>> start Supplied information
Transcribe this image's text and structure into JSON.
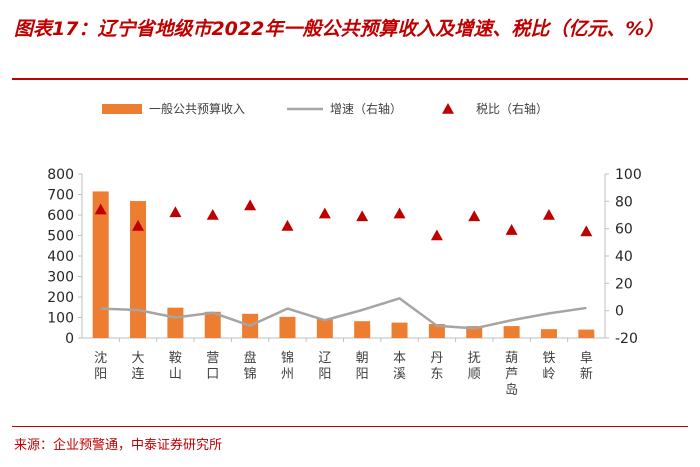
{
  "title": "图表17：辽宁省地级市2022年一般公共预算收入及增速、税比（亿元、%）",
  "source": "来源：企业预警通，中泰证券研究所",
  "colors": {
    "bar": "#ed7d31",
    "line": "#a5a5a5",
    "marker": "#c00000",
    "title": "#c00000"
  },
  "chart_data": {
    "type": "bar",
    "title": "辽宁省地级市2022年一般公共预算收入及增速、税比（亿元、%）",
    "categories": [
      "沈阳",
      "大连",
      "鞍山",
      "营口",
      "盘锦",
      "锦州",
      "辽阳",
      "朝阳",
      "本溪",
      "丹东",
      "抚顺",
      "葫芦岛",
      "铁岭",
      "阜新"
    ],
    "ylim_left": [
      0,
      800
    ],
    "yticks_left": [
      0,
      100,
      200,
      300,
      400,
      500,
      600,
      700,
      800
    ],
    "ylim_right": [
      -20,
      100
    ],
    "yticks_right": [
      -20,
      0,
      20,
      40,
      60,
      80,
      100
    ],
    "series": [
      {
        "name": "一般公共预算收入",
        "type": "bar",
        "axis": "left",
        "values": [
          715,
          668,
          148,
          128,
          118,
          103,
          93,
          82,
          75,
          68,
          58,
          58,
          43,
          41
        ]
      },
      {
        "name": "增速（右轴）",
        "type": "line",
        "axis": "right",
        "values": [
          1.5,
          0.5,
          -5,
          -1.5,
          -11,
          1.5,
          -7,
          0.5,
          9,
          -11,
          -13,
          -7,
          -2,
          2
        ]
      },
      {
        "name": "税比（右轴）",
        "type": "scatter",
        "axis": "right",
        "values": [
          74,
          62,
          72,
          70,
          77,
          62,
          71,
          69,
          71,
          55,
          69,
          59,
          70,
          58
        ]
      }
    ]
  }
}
>> end Supplied information
>> start Supplied information
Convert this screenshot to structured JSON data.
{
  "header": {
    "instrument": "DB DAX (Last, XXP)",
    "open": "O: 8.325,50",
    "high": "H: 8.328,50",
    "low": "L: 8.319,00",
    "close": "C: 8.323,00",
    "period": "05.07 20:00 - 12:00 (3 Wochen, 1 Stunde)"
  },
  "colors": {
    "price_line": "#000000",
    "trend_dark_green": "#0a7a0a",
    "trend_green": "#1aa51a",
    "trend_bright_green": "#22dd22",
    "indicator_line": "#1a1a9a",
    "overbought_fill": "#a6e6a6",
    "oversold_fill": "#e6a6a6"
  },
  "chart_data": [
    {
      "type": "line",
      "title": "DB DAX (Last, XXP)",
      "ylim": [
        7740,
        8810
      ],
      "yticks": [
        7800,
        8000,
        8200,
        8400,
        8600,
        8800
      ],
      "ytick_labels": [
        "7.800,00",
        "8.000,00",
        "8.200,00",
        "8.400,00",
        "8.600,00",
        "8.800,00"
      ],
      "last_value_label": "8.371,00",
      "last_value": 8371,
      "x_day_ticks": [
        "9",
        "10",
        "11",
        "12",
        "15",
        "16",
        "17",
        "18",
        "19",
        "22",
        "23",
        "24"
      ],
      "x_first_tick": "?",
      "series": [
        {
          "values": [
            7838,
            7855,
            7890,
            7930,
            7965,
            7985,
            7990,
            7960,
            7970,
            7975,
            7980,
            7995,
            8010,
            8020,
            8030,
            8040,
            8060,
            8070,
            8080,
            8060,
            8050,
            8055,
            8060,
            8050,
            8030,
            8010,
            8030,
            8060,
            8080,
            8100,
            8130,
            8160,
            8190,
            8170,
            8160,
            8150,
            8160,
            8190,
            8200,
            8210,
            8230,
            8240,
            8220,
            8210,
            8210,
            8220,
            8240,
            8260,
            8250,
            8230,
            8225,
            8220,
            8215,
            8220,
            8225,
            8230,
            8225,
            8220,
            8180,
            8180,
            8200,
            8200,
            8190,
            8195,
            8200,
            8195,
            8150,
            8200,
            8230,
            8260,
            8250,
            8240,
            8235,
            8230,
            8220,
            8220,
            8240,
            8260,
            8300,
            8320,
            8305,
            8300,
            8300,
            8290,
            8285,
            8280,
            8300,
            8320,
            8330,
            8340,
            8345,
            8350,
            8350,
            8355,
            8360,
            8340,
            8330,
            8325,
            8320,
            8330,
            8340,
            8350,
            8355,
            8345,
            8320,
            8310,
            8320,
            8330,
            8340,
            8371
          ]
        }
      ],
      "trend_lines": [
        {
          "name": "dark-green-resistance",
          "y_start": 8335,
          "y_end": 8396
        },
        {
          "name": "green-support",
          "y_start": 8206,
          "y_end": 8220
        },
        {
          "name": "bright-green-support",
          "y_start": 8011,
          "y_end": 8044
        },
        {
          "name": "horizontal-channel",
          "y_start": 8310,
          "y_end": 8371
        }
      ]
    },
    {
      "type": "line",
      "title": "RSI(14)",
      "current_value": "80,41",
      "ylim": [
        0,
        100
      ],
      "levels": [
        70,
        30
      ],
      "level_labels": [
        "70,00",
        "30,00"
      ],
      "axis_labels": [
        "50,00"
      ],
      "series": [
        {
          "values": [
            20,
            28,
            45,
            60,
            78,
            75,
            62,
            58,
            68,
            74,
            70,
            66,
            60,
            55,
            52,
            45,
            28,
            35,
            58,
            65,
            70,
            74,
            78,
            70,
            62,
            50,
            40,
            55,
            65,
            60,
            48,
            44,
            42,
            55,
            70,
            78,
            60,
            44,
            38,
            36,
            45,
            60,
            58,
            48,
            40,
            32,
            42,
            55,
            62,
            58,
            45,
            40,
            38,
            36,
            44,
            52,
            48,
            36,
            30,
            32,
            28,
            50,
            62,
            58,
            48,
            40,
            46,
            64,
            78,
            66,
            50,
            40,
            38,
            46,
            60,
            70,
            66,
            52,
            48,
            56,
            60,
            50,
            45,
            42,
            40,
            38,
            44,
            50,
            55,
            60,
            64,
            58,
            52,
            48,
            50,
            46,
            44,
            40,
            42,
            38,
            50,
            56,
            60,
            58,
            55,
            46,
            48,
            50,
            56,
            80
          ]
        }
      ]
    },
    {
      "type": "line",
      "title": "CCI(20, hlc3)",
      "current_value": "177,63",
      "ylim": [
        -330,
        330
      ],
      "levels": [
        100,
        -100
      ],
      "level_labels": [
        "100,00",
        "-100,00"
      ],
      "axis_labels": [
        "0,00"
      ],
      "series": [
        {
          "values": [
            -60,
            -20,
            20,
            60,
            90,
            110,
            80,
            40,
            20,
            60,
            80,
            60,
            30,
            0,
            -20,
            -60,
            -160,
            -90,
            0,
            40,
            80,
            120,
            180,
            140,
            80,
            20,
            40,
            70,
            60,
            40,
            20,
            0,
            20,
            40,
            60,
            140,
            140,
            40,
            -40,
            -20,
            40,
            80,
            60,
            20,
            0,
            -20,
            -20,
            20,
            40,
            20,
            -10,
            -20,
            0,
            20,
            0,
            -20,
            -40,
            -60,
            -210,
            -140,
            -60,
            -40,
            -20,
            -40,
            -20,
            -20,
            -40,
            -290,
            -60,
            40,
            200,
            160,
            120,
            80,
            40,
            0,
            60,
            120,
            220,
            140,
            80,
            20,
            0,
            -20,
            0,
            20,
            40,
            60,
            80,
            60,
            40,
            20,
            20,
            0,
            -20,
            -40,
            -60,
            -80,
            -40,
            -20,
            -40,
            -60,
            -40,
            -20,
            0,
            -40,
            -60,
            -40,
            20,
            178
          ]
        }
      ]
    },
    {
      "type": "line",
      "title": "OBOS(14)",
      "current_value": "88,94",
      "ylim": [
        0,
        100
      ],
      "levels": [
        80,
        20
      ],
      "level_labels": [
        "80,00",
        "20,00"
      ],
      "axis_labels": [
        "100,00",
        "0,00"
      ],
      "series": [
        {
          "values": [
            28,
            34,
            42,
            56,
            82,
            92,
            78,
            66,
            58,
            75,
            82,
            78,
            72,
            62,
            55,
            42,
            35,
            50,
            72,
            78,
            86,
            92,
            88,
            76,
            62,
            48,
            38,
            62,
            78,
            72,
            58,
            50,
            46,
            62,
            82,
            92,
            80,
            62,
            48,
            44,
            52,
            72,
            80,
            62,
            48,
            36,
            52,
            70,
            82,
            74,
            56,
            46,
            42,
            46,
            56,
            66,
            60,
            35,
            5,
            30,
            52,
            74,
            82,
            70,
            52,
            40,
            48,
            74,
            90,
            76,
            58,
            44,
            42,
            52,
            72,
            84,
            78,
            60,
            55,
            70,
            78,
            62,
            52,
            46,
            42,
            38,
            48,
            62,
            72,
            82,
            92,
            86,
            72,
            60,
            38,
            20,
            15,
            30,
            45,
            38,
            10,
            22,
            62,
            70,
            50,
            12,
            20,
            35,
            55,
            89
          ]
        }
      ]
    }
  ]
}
>> end Supplied information
>> start Supplied information
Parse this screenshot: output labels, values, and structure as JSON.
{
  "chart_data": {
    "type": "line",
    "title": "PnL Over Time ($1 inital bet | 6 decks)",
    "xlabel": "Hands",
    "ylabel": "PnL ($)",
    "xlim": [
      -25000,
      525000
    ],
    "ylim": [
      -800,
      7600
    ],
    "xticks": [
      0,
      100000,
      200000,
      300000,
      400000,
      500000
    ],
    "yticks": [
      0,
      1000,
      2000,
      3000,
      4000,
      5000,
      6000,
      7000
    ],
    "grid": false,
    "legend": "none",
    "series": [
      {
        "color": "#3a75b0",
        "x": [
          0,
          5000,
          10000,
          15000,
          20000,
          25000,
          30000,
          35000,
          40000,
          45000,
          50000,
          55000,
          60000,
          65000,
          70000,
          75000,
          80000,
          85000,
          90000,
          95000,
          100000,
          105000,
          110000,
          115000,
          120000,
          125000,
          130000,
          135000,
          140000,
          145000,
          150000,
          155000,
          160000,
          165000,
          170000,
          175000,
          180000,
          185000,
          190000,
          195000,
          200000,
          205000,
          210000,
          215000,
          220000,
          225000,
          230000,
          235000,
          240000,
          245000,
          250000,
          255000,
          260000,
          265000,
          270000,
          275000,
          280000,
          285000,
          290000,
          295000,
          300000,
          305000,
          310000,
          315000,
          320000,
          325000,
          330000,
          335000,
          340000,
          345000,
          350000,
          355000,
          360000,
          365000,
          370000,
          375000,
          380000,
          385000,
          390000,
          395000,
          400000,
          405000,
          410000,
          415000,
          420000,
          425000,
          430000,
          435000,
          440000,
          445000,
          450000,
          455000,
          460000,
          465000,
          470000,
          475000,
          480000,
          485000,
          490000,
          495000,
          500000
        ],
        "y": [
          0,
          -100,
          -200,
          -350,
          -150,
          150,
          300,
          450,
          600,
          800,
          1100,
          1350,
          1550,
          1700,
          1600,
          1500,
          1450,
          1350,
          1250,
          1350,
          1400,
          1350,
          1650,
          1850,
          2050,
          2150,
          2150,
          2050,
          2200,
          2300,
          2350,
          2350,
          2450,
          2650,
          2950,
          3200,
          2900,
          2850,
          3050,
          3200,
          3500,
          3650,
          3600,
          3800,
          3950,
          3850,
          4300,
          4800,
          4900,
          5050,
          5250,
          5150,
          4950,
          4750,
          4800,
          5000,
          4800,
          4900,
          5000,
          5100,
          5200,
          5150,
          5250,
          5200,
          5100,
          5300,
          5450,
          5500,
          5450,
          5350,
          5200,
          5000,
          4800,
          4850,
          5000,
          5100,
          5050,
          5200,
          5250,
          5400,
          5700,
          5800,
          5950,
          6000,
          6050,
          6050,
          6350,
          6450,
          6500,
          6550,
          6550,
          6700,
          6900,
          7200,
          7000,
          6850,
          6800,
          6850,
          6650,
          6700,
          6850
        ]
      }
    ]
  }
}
>> end Supplied information
▸ Aim of the task
Give only the number of lines in the data that hold the word "this".

▸ Output of the exercise
3